Wherever the string "Indice" appears in a line, extract that line.

═════ MATERIAL PROVIDED ═════

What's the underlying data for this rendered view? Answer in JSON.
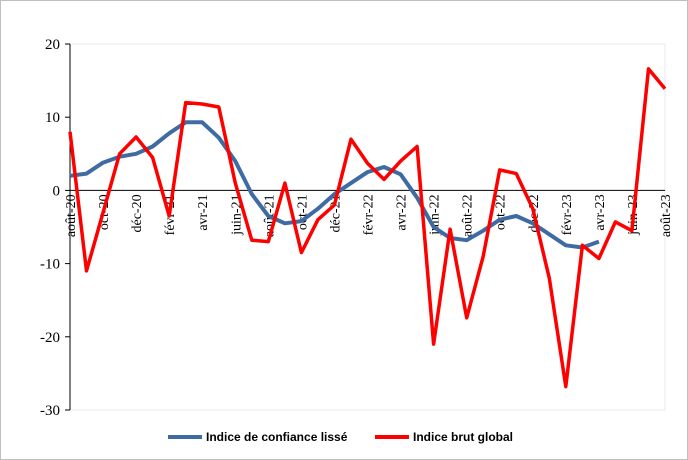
{
  "chart_data": {
    "type": "line",
    "categories": [
      "août-20",
      null,
      "oct-20",
      null,
      "déc-20",
      null,
      "févr-21",
      null,
      "avr-21",
      null,
      "juin-21",
      null,
      "août-21",
      null,
      "oct-21",
      null,
      "déc-21",
      null,
      "févr-22",
      null,
      "avr-22",
      null,
      "juin-22",
      null,
      "août-22",
      null,
      "oct-22",
      null,
      "déc-22",
      null,
      "févr-23",
      null,
      "avr-23",
      null,
      "juin-23",
      null,
      "août-23"
    ],
    "series": [
      {
        "name": "Indice de confiance lissé",
        "color": "#3f6ba3",
        "values": [
          2,
          2.3,
          3.8,
          4.6,
          5,
          6,
          7.8,
          9.3,
          9.3,
          7.2,
          4,
          -0.5,
          -3.5,
          -4.5,
          -4.2,
          -2.5,
          -0.5,
          1,
          2.5,
          3.2,
          2.2,
          -1,
          -5,
          -6.5,
          -6.8,
          -5.5,
          -4,
          -3.5,
          -4.5,
          -6,
          -7.5,
          -7.8,
          -7,
          null,
          null,
          null,
          null
        ]
      },
      {
        "name": "Indice brut global",
        "color": "#ff0000",
        "values": [
          8,
          -11,
          -3,
          5,
          7.3,
          4.5,
          -3.5,
          12,
          11.8,
          11.4,
          1,
          -6.8,
          -7,
          1,
          -8.5,
          -4,
          -2,
          7,
          3.7,
          1.5,
          4,
          6,
          -21,
          -5.3,
          -17.4,
          -9,
          2.8,
          2.3,
          -2.5,
          -12,
          -26.8,
          -7.5,
          -9.3,
          -4.3,
          -5.5,
          16.6,
          13.9
        ]
      }
    ],
    "ylim": [
      -30,
      20
    ],
    "yticks": [
      20,
      10,
      0,
      -10,
      -20,
      -30
    ],
    "legend": "bottom"
  }
}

═════

**EXERCISE SOLUTION**
        "name": "Indice de confiance lissé",
        "name": "Indice brut global",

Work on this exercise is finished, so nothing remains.